▶ [AIM] Copy every line that mentions the word "text".

Dataset records
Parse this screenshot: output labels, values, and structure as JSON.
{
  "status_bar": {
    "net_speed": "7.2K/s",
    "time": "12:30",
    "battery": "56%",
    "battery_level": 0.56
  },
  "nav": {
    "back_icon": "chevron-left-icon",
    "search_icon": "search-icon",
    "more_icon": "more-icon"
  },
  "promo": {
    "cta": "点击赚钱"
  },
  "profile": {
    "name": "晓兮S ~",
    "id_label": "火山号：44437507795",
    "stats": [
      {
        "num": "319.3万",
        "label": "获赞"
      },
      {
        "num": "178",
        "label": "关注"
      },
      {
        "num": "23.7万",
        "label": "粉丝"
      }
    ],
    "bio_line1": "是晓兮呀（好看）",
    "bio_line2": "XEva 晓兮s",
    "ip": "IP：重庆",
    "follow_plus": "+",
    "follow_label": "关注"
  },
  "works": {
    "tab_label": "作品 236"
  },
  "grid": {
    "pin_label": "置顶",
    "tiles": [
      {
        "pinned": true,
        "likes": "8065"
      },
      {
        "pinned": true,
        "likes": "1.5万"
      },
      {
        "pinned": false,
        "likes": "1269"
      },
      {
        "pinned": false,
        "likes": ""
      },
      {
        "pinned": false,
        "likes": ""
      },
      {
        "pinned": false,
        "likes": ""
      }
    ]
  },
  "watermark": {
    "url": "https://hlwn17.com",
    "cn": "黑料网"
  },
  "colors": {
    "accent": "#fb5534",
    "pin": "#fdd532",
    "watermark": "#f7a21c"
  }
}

...

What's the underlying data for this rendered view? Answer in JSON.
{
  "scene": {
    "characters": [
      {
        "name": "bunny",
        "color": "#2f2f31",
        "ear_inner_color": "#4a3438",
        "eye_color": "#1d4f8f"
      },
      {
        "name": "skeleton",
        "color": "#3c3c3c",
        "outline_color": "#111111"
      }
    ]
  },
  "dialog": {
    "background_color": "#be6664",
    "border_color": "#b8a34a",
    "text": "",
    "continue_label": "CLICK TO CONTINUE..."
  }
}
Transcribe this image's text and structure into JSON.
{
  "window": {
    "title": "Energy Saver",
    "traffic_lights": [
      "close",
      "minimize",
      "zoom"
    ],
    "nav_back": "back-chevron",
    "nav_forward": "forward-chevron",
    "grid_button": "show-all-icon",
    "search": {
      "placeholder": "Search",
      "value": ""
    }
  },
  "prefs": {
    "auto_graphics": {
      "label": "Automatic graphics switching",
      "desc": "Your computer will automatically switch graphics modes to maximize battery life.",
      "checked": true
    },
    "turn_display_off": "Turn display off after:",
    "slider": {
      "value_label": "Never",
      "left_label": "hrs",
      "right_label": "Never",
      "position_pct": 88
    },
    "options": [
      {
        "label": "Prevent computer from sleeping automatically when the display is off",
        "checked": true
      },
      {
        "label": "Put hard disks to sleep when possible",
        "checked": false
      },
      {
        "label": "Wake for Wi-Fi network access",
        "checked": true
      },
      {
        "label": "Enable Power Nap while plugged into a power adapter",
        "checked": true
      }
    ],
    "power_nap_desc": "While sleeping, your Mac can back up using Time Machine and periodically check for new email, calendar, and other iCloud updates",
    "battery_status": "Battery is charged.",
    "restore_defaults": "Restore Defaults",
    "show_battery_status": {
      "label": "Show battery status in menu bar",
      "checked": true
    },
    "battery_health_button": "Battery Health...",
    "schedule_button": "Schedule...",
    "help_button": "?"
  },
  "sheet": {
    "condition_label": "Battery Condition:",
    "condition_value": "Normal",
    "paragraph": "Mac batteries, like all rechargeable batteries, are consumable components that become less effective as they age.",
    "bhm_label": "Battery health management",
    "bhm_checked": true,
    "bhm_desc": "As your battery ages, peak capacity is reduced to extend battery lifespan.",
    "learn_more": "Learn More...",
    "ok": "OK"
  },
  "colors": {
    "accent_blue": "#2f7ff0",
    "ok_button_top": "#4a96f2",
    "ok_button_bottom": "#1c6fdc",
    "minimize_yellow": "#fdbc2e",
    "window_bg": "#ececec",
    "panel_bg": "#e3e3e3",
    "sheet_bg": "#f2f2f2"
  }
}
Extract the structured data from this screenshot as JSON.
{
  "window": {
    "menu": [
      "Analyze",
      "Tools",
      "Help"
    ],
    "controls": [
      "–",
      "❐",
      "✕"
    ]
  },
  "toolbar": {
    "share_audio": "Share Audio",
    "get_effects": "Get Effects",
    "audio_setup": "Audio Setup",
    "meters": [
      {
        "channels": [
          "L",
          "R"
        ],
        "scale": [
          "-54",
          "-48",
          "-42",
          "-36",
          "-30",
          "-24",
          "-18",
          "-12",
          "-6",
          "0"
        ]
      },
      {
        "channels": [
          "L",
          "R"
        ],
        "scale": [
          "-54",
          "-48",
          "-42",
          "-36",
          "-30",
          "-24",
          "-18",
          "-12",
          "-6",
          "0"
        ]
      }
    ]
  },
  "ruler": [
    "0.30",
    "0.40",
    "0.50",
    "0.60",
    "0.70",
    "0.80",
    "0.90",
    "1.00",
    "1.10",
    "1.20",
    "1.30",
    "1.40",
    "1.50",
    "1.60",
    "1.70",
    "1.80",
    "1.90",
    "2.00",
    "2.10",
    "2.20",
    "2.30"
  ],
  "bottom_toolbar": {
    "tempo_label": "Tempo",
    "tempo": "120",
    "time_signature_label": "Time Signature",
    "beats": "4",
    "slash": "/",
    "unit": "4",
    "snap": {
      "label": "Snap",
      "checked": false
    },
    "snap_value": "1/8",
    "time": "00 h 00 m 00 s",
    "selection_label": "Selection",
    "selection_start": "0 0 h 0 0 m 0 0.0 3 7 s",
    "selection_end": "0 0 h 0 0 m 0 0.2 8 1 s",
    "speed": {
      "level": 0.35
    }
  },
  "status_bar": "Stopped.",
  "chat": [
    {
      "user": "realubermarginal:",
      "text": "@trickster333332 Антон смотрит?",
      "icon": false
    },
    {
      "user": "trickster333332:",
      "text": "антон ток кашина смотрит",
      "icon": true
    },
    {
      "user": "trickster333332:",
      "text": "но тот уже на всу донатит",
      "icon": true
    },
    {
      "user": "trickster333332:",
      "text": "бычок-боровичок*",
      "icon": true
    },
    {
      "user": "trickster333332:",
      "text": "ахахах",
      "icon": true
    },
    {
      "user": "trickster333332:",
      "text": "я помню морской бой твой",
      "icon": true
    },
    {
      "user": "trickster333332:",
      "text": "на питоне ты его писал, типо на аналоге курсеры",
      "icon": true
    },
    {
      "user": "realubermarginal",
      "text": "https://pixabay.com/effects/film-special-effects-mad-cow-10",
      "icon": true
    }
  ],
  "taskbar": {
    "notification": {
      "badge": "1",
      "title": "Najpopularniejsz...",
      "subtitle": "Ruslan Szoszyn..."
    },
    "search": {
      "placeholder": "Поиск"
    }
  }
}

▶ [SOLVED PROBLEM]
    "text": "",
Transcribe this image's text and structure into JSON.
      "text": "@trickster333332 Антон смотрит?",
      "text": "антон ток кашина смотрит",
      "text": "но тот уже на всу донатит",
      "text": "бычок-боровичок*",
      "text": "ахахах",
      "text": "я помню морской бой твой",
      "text": "на питоне ты его писал, типо на аналоге курсеры",
      "text": "https://pixabay.com/effects/film-special-effects-mad-cow-10",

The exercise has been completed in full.